[Layout dataset entries]
──────────────────────────────

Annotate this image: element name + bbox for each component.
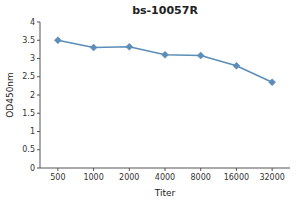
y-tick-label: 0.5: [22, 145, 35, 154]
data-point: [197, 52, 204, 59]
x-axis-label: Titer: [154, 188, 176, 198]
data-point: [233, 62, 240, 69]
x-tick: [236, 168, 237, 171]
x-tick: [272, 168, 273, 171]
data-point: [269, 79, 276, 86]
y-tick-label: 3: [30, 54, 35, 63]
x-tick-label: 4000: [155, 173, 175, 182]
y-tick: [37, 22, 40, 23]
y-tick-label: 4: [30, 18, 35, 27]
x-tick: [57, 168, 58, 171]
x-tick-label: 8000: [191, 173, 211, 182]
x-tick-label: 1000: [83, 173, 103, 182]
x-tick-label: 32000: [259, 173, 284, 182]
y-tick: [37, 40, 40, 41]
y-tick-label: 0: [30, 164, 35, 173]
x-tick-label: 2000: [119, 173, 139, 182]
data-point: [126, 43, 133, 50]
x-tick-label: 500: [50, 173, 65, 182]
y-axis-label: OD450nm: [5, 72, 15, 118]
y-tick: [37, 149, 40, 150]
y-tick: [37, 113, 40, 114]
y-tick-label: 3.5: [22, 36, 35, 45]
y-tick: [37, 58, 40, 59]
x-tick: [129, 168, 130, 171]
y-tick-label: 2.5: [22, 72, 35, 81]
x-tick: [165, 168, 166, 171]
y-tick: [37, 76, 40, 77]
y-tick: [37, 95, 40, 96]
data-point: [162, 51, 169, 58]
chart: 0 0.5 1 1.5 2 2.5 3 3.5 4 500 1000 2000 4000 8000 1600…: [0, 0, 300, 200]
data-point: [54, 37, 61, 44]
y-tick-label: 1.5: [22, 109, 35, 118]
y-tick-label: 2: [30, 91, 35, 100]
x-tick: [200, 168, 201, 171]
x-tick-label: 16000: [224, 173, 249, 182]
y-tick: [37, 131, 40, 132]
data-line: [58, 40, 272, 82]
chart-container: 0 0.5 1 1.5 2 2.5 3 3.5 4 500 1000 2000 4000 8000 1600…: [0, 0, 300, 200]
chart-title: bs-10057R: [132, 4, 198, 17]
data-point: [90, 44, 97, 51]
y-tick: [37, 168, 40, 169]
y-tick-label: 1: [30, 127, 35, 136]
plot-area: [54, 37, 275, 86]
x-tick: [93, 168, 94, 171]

──────────────────────────────

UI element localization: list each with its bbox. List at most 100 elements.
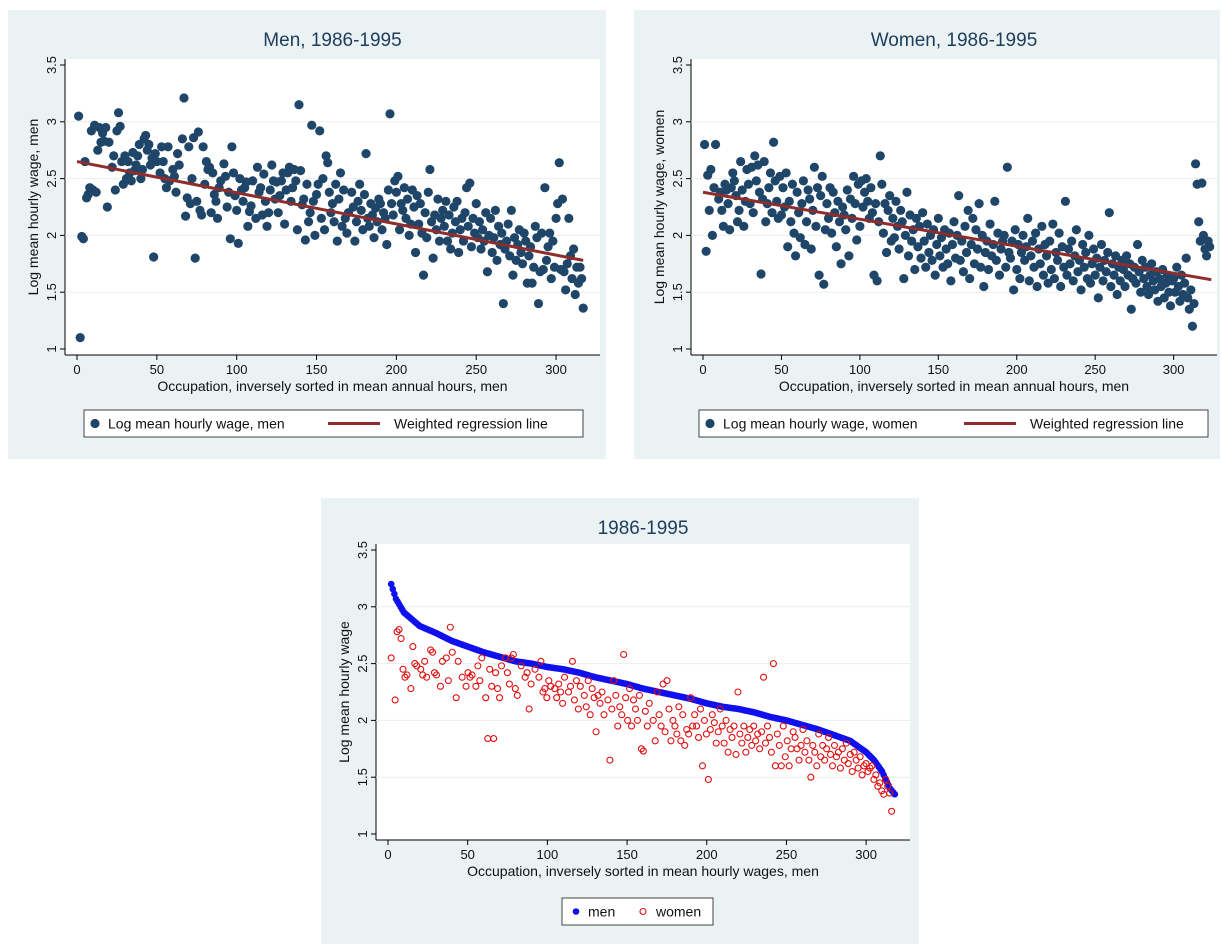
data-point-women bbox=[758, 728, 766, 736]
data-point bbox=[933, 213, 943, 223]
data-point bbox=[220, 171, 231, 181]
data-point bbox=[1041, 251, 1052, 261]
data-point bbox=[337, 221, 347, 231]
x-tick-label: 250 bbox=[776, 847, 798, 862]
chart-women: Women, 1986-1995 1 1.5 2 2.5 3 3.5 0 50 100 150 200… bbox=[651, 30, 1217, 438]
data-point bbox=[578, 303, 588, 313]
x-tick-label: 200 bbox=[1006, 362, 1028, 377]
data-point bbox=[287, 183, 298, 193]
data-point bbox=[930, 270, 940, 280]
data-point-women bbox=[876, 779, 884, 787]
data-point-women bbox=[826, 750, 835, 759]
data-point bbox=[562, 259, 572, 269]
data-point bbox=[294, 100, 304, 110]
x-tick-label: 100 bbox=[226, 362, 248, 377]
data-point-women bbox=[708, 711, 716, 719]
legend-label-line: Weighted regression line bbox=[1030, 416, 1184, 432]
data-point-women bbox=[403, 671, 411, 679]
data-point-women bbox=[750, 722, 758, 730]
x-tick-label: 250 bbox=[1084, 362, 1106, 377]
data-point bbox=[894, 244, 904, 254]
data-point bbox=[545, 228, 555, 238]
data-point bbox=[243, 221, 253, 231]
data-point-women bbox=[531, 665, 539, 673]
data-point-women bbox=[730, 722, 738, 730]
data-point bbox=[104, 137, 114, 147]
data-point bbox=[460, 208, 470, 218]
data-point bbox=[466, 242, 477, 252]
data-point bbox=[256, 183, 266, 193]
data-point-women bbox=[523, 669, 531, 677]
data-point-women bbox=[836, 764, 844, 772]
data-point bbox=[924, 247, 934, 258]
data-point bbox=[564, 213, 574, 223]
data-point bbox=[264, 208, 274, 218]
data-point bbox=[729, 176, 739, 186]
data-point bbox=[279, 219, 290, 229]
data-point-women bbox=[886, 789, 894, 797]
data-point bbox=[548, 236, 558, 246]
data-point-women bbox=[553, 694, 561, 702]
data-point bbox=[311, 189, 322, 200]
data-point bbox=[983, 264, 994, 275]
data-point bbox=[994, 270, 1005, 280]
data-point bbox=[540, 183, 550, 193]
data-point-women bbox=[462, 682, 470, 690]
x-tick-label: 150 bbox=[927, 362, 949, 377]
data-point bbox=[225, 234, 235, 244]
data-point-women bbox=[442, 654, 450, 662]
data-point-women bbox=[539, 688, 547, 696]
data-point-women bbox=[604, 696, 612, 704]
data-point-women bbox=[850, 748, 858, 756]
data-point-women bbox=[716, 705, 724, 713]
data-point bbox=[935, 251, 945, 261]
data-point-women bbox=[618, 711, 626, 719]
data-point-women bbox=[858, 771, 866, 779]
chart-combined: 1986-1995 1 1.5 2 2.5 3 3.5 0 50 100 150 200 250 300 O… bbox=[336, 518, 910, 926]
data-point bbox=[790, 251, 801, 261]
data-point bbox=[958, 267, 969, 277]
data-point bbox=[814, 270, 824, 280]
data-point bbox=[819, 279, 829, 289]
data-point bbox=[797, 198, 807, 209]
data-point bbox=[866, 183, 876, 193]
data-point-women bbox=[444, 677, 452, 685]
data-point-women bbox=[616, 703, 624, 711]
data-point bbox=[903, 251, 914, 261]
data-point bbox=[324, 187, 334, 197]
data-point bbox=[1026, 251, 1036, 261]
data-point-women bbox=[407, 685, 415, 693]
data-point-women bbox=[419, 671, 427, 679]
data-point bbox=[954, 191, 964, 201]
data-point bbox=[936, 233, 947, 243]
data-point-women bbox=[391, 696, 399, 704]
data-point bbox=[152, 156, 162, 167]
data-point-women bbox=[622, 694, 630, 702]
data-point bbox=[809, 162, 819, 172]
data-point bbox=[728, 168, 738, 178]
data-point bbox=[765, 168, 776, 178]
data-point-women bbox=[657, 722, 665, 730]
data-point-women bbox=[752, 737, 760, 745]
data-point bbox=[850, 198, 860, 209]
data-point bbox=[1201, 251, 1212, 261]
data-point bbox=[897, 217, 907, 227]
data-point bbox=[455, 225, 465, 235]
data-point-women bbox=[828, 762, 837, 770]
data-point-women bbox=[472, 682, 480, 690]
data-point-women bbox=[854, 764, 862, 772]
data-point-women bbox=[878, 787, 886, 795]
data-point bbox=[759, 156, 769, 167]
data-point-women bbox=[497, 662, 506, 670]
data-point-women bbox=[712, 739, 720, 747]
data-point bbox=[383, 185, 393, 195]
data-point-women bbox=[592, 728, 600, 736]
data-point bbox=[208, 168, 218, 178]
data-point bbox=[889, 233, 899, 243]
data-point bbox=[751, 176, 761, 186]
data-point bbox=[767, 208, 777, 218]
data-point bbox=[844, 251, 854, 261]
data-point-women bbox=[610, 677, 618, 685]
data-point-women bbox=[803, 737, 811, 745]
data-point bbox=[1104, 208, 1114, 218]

──────────────────────────────

Can you rewrite the entries as a Markdown table with a "No." column for the row number and a "Line" column for the text, starting at the line that contains "Annotate this image: element" and ending at the line that contains "x-tick: [93, 168, 94, 171]"? Skip blank lines and leave the pictures out.

▸ **CORRECT RESPONSE**
| No. | Line |
|---|---|
| 1 | Annotate this image: element name + bbox for each component. |
| 2 | y-tick-label: 0.5: [22, 145, 35, 154] |
| 3 | data-point: [197, 52, 204, 59] |
| 4 | x-axis-label: Titer: [154, 188, 176, 198] |
| 5 | data-point: [233, 62, 240, 69] |
| 6 | x-tick: [236, 168, 237, 171] |
| 7 | x-tick: [272, 168, 273, 171] |
| 8 | data-point: [269, 79, 276, 86] |
| 9 | y-tick-label: 3: [30, 54, 35, 63] |
| 10 | x-tick-label: 4000: [155, 173, 175, 182] |
| 11 | y-tick: [37, 22, 40, 23] |
| 12 | y-tick-label: 4: [30, 18, 35, 27] |
| 13 | x-tick: [57, 168, 58, 171] |
| 14 | x-tick-label: 8000: [191, 173, 211, 182] |
| 15 | x-tick-label: 1000: [83, 173, 103, 182] |
| 16 | x-tick-label: 32000: [259, 173, 284, 182] |
| 17 | y-tick: [37, 40, 40, 41] |
| 18 | y-tick-label: 0: [30, 164, 35, 173] |
| 19 | x-tick-label: 2000: [119, 173, 139, 182] |
| 20 | data-point: [126, 43, 133, 50] |
| 21 | x-tick-label: 500: [50, 173, 65, 182] |
| 22 | y-axis-label: OD450nm: [5, 72, 15, 118] |
| 23 | y-tick: [37, 149, 40, 150] |
| 24 | y-tick: [37, 113, 40, 114] |
| 25 | y-tick-label: 3.5: [22, 36, 35, 45] |
| 26 | y-tick: [37, 58, 40, 59] |
| 27 | x-tick: [129, 168, 130, 171] |
| 28 | y-tick-label: 2.5: [22, 72, 35, 81] |
| 29 | x-tick: [165, 168, 166, 171] |
| 30 | y-tick: [37, 76, 40, 77] |
| 31 | y-tick: [37, 95, 40, 96] |
| 32 | data-point: [162, 51, 169, 58] |
| 33 | chart: 0 0.5 1 1.5 2 2.5 3 3.5 4 500 1000 2000 4000 8000 1600…: [0, 0, 300, 200] |
| 34 | data-point: [54, 37, 61, 44] |
| 35 | y-tick-label: 1.5: [22, 109, 35, 118] |
| 36 | y-tick-label: 2: [30, 91, 35, 100] |
| 37 | x-tick: [200, 168, 201, 171] |
| 38 | x-tick-label: 16000: [224, 173, 249, 182] |
| 39 | y-tick: [37, 131, 40, 132] |
| 40 | data-line: [58, 40, 272, 82] |
| 41 | chart-container: 0 0.5 1 1.5 2 2.5 3 3.5 4 500 1000 2000 4000 8000 1600…: [0, 0, 300, 200] |
| 42 | chart-title: bs-10057R: [132, 4, 198, 17] |
| 43 | data-point: [90, 44, 97, 51] |
| 44 | y-tick: [37, 168, 40, 169] |
| 45 | y-tick-label: 1: [30, 127, 35, 136] |
| 46 | plot-area: [54, 37, 275, 86] |
| 47 | x-tick: [93, 168, 94, 171] |